··· Material shown ···

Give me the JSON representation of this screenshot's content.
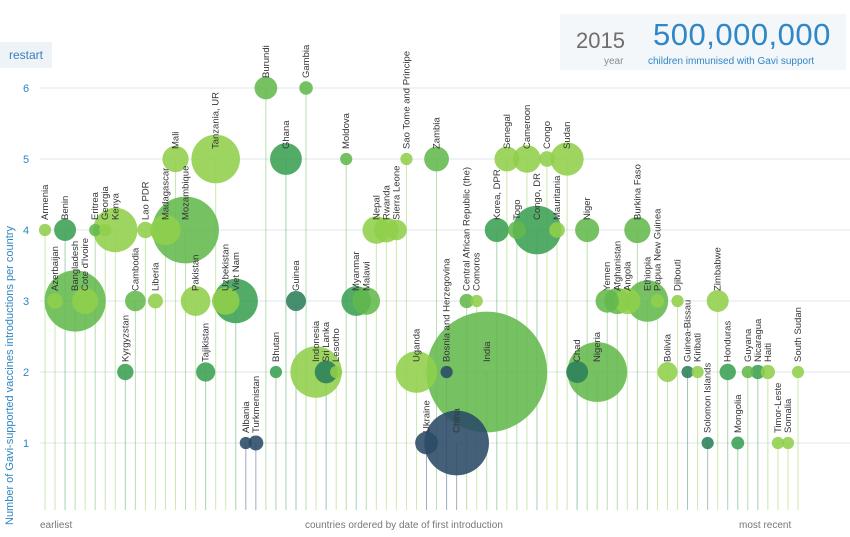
{
  "controls": {
    "restart_label": "restart"
  },
  "counter": {
    "year": "2015",
    "year_label": "year",
    "count": "500,000,000",
    "count_label": "children immunised with Gavi support"
  },
  "colors": {
    "palette": [
      "#8fcf4a",
      "#63b84c",
      "#3aa052",
      "#2b7f5a",
      "#2a4a66"
    ]
  },
  "chart_data": {
    "type": "scatter",
    "encoding": "bubble",
    "ylabel": "Number of Gavi-supported vaccines introductions per country",
    "x_axis": {
      "left": "earliest",
      "center": "countries ordered by date of first introduction",
      "right": "most recent"
    },
    "yticks": [
      1,
      2,
      3,
      4,
      5,
      6
    ],
    "ylim": [
      0,
      6.8
    ],
    "grid": true,
    "points": [
      {
        "country": "Armenia",
        "x": 0,
        "y": 4,
        "size": 1,
        "color": "#8fcf4a"
      },
      {
        "country": "Azerbaijan",
        "x": 1,
        "y": 3,
        "size": 1.5,
        "color": "#8fcf4a"
      },
      {
        "country": "Benin",
        "x": 2,
        "y": 4,
        "size": 2.4,
        "color": "#3aa052"
      },
      {
        "country": "Bangladesh",
        "x": 3,
        "y": 3,
        "size": 8,
        "color": "#63b84c"
      },
      {
        "country": "Cote d'Ivoire",
        "x": 4,
        "y": 3,
        "size": 3,
        "color": "#8fcf4a"
      },
      {
        "country": "Eritrea",
        "x": 5,
        "y": 4,
        "size": 1,
        "color": "#63b84c"
      },
      {
        "country": "Georgia",
        "x": 6,
        "y": 4,
        "size": 1,
        "color": "#8fcf4a"
      },
      {
        "country": "Kenya",
        "x": 7,
        "y": 4,
        "size": 5.6,
        "color": "#8fcf4a"
      },
      {
        "country": "Kyrgyzstan",
        "x": 8,
        "y": 2,
        "size": 1.6,
        "color": "#3aa052"
      },
      {
        "country": "Cambodia",
        "x": 9,
        "y": 3,
        "size": 2.2,
        "color": "#63b84c"
      },
      {
        "country": "Lao PDR",
        "x": 10,
        "y": 4,
        "size": 1.6,
        "color": "#8fcf4a"
      },
      {
        "country": "Liberia",
        "x": 11,
        "y": 3,
        "size": 1.4,
        "color": "#8fcf4a"
      },
      {
        "country": "Madagascar",
        "x": 12,
        "y": 4,
        "size": 3.6,
        "color": "#8fcf4a"
      },
      {
        "country": "Mali",
        "x": 13,
        "y": 5,
        "size": 3,
        "color": "#8fcf4a"
      },
      {
        "country": "Mozambique",
        "x": 14,
        "y": 4,
        "size": 8.8,
        "color": "#63b84c"
      },
      {
        "country": "Pakistan",
        "x": 15,
        "y": 3,
        "size": 3.5,
        "color": "#8fcf4a"
      },
      {
        "country": "Tajikistan",
        "x": 16,
        "y": 2,
        "size": 2,
        "color": "#3aa052"
      },
      {
        "country": "Tanzania, UR",
        "x": 17,
        "y": 5,
        "size": 6.2,
        "color": "#8fcf4a"
      },
      {
        "country": "Uzbekistan",
        "x": 18,
        "y": 3,
        "size": 3.2,
        "color": "#8fcf4a"
      },
      {
        "country": "Viet Nam",
        "x": 19,
        "y": 3,
        "size": 5.6,
        "color": "#3aa052"
      },
      {
        "country": "Albania",
        "x": 20,
        "y": 1,
        "size": 1,
        "color": "#2a4a66"
      },
      {
        "country": "Turkmenistan",
        "x": 21,
        "y": 1,
        "size": 1.4,
        "color": "#2a4a66"
      },
      {
        "country": "Burundi",
        "x": 22,
        "y": 6,
        "size": 2.5,
        "color": "#63b84c"
      },
      {
        "country": "Bhutan",
        "x": 23,
        "y": 2,
        "size": 1,
        "color": "#3aa052"
      },
      {
        "country": "Ghana",
        "x": 24,
        "y": 5,
        "size": 3.8,
        "color": "#3aa052"
      },
      {
        "country": "Guinea",
        "x": 25,
        "y": 3,
        "size": 2.1,
        "color": "#2b7f5a"
      },
      {
        "country": "Gambia",
        "x": 26,
        "y": 6,
        "size": 1.2,
        "color": "#63b84c"
      },
      {
        "country": "Indonesia",
        "x": 27,
        "y": 2,
        "size": 6.6,
        "color": "#8fcf4a"
      },
      {
        "country": "Sri Lanka",
        "x": 28,
        "y": 2,
        "size": 2.5,
        "color": "#2b7f5a"
      },
      {
        "country": "Lesotho",
        "x": 29,
        "y": 2,
        "size": 1,
        "color": "#8fcf4a"
      },
      {
        "country": "Moldova",
        "x": 30,
        "y": 5,
        "size": 1,
        "color": "#63b84c"
      },
      {
        "country": "Myanmar",
        "x": 31,
        "y": 3,
        "size": 3.5,
        "color": "#3aa052"
      },
      {
        "country": "Malawi",
        "x": 32,
        "y": 3,
        "size": 3.2,
        "color": "#63b84c"
      },
      {
        "country": "Nepal",
        "x": 33,
        "y": 4,
        "size": 3.2,
        "color": "#8fcf4a"
      },
      {
        "country": "Rwanda",
        "x": 34,
        "y": 4,
        "size": 2.8,
        "color": "#8fcf4a"
      },
      {
        "country": "Sierra Leone",
        "x": 35,
        "y": 4,
        "size": 2.2,
        "color": "#8fcf4a"
      },
      {
        "country": "Sao Tome and Principe",
        "x": 36,
        "y": 5,
        "size": 1,
        "color": "#8fcf4a"
      },
      {
        "country": "Uganda",
        "x": 37,
        "y": 2,
        "size": 5.2,
        "color": "#8fcf4a"
      },
      {
        "country": "Ukraine",
        "x": 38,
        "y": 1,
        "size": 2.5,
        "color": "#2a4a66"
      },
      {
        "country": "Zambia",
        "x": 39,
        "y": 5,
        "size": 2.8,
        "color": "#63b84c"
      },
      {
        "country": "Bosnia and Herzegovina",
        "x": 40,
        "y": 2,
        "size": 1,
        "color": "#2a4a66"
      },
      {
        "country": "China",
        "x": 41,
        "y": 1,
        "size": 8.5,
        "color": "#2a4a66"
      },
      {
        "country": "Central African Republic (the)",
        "x": 42,
        "y": 3,
        "size": 1.3,
        "color": "#63b84c"
      },
      {
        "country": "Comoros",
        "x": 43,
        "y": 3,
        "size": 1,
        "color": "#8fcf4a"
      },
      {
        "country": "India",
        "x": 44,
        "y": 2,
        "size": 16.5,
        "color": "#63b84c"
      },
      {
        "country": "Korea, DPR",
        "x": 45,
        "y": 4,
        "size": 2.7,
        "color": "#3aa052"
      },
      {
        "country": "Senegal",
        "x": 46,
        "y": 5,
        "size": 2.8,
        "color": "#8fcf4a"
      },
      {
        "country": "Togo",
        "x": 47,
        "y": 4,
        "size": 1.8,
        "color": "#63b84c"
      },
      {
        "country": "Cameroon",
        "x": 48,
        "y": 5,
        "size": 3.2,
        "color": "#8fcf4a"
      },
      {
        "country": "Congo, DR",
        "x": 49,
        "y": 4,
        "size": 6.2,
        "color": "#3aa052"
      },
      {
        "country": "Congo",
        "x": 50,
        "y": 5,
        "size": 1.5,
        "color": "#8fcf4a"
      },
      {
        "country": "Mauritania",
        "x": 51,
        "y": 4,
        "size": 1.5,
        "color": "#8fcf4a"
      },
      {
        "country": "Sudan",
        "x": 52,
        "y": 5,
        "size": 4,
        "color": "#8fcf4a"
      },
      {
        "country": "Chad",
        "x": 53,
        "y": 2,
        "size": 2.4,
        "color": "#2b7f5a"
      },
      {
        "country": "Niger",
        "x": 54,
        "y": 4,
        "size": 2.7,
        "color": "#63b84c"
      },
      {
        "country": "Nigeria",
        "x": 55,
        "y": 2,
        "size": 7.8,
        "color": "#63b84c"
      },
      {
        "country": "Yemen",
        "x": 56,
        "y": 3,
        "size": 2.6,
        "color": "#63b84c"
      },
      {
        "country": "Afghanistan",
        "x": 57,
        "y": 3,
        "size": 3,
        "color": "#63b84c"
      },
      {
        "country": "Angola",
        "x": 58,
        "y": 3,
        "size": 3,
        "color": "#8fcf4a"
      },
      {
        "country": "Burkina Faso",
        "x": 59,
        "y": 4,
        "size": 3,
        "color": "#63b84c"
      },
      {
        "country": "Ethiopia",
        "x": 60,
        "y": 3,
        "size": 5.2,
        "color": "#63b84c"
      },
      {
        "country": "Papua New Guinea",
        "x": 61,
        "y": 3,
        "size": 1.2,
        "color": "#8fcf4a"
      },
      {
        "country": "Bolivia",
        "x": 62,
        "y": 2,
        "size": 2.1,
        "color": "#8fcf4a"
      },
      {
        "country": "Djibouti",
        "x": 63,
        "y": 3,
        "size": 1,
        "color": "#8fcf4a"
      },
      {
        "country": "Guinea-Bissau",
        "x": 64,
        "y": 2,
        "size": 1,
        "color": "#2b7f5a"
      },
      {
        "country": "Kiribati",
        "x": 65,
        "y": 2,
        "size": 1,
        "color": "#8fcf4a"
      },
      {
        "country": "Solomon Islands",
        "x": 66,
        "y": 1,
        "size": 1,
        "color": "#2b7f5a"
      },
      {
        "country": "Zimbabwe",
        "x": 67,
        "y": 3,
        "size": 2.4,
        "color": "#8fcf4a"
      },
      {
        "country": "Honduras",
        "x": 68,
        "y": 2,
        "size": 1.6,
        "color": "#3aa052"
      },
      {
        "country": "Mongolia",
        "x": 69,
        "y": 1,
        "size": 1.1,
        "color": "#3aa052"
      },
      {
        "country": "Guyana",
        "x": 70,
        "y": 2,
        "size": 1,
        "color": "#63b84c"
      },
      {
        "country": "Nicaragua",
        "x": 71,
        "y": 2,
        "size": 1.3,
        "color": "#3aa052"
      },
      {
        "country": "Haiti",
        "x": 72,
        "y": 2,
        "size": 1.3,
        "color": "#8fcf4a"
      },
      {
        "country": "Timor-Leste",
        "x": 73,
        "y": 1,
        "size": 1,
        "color": "#8fcf4a"
      },
      {
        "country": "Somalia",
        "x": 74,
        "y": 1,
        "size": 1,
        "color": "#8fcf4a"
      },
      {
        "country": "South Sudan",
        "x": 75,
        "y": 2,
        "size": 1,
        "color": "#8fcf4a"
      }
    ]
  }
}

···

Using the material above, copy every line in which the string "Gavi" occurs.

### Output for this exercise
    "count_label": "children immunised with Gavi support"
    "ylabel": "Number of Gavi-supported vaccines introductions per country",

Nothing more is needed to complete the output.